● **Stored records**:
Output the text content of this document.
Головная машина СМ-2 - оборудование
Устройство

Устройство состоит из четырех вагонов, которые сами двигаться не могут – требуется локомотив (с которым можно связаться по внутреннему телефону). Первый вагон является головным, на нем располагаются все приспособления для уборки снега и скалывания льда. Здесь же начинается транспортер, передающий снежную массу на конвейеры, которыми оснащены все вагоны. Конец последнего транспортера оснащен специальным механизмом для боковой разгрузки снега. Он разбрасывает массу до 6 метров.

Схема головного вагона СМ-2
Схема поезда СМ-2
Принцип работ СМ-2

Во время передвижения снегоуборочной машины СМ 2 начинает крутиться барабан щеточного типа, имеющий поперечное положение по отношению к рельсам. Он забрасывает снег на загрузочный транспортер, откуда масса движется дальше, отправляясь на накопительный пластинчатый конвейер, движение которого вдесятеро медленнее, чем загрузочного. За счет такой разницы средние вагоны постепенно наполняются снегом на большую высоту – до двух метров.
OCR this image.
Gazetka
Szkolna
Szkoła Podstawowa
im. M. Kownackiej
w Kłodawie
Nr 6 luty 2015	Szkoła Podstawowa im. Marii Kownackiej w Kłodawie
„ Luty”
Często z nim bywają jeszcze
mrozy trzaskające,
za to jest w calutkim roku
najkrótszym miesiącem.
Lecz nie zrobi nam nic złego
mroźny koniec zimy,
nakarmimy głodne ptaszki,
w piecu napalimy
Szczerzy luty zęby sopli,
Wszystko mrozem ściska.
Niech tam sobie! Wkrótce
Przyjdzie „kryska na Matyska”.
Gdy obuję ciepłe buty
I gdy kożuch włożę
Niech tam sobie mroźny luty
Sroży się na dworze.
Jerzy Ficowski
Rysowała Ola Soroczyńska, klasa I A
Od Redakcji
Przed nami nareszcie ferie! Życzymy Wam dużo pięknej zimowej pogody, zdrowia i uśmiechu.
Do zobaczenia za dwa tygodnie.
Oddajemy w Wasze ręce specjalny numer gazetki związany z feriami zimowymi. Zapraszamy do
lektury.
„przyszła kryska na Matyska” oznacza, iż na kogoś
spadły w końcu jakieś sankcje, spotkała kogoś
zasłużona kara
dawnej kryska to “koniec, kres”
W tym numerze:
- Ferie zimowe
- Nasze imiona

● **What you need to do**:
Keep only the lines that hold the string "mroźny", and copy them out.

● **Answer to the problem**:
mroźny koniec zimy,
Niech tam sobie mroźny luty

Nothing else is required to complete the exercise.